- [抜粋]:
--------------------

築3分、 徒歩5年。こんな物件のチラシを見た。



家が建ってからの時間、カップヌードルの如く

3分の速効具合もさることながら

やはり、気になるのは、徒歩5年。


5年あると、一体どれくらいの距離を歩けるのか。

仮に 1キロメートルを15分として計算すると、時速4キロ。

*不動産屋の徒歩×分は、時速約5キロ、相当早歩きらしい。


ええっと、24時間歩いたとして、96キロ。

1年で35040キロ。 それを5年で175200キロメートル。

地球一周、約4万キロとして、 約4周分。

何度もぐるぐるして、もとにモドル感じなのか。


ただし、これには睡眠や食事、休憩その他が含まれてない。

何、電卓出しちゃってんだ、俺。

大体、地球ぐるっと一周ってなんだよ。

--------------------

- [データ欄]:
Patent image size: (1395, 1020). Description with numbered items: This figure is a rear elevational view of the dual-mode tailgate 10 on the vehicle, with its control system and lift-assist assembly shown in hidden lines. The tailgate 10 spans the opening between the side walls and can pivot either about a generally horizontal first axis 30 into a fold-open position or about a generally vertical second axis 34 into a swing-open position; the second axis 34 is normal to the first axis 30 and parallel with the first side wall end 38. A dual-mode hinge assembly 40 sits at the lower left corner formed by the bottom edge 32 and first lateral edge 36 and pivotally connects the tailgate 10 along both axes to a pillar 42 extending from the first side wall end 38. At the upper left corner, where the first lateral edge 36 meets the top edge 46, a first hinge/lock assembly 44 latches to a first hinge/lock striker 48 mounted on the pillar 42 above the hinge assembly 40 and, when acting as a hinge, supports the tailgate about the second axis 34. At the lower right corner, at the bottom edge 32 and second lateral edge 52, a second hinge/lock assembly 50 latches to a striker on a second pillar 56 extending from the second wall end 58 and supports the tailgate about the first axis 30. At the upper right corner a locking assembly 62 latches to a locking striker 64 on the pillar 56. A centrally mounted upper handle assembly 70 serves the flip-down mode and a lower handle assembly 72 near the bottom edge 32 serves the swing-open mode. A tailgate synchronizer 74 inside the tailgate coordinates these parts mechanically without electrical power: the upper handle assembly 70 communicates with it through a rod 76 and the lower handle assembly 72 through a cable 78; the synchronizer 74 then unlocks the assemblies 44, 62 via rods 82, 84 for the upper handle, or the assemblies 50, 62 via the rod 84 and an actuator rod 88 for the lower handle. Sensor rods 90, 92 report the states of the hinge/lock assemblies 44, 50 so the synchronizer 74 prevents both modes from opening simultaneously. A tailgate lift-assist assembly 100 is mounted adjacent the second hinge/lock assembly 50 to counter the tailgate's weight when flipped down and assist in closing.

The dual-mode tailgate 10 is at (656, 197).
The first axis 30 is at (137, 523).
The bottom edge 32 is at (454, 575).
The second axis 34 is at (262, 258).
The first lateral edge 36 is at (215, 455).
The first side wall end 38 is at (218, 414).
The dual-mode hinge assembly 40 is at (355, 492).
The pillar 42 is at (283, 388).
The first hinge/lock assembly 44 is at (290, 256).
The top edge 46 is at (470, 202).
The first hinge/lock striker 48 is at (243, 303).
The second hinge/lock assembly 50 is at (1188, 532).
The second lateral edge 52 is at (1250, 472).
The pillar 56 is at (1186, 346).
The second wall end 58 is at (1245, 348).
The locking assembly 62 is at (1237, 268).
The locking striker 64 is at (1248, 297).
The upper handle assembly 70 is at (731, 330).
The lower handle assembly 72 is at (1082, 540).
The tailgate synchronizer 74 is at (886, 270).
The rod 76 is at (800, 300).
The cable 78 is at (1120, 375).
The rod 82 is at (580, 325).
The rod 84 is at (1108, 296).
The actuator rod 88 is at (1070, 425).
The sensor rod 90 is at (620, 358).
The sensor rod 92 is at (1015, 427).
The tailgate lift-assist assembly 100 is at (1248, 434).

--------------------

- [課題]:
物件チラシをめぐる抜粋では、地球一周を約4万キロとした場合、5年間歩いた距離は地球の約何周分とされていますか。 上の各行は、抜粋とは別の資料です。

- [回答]:
約4周分です。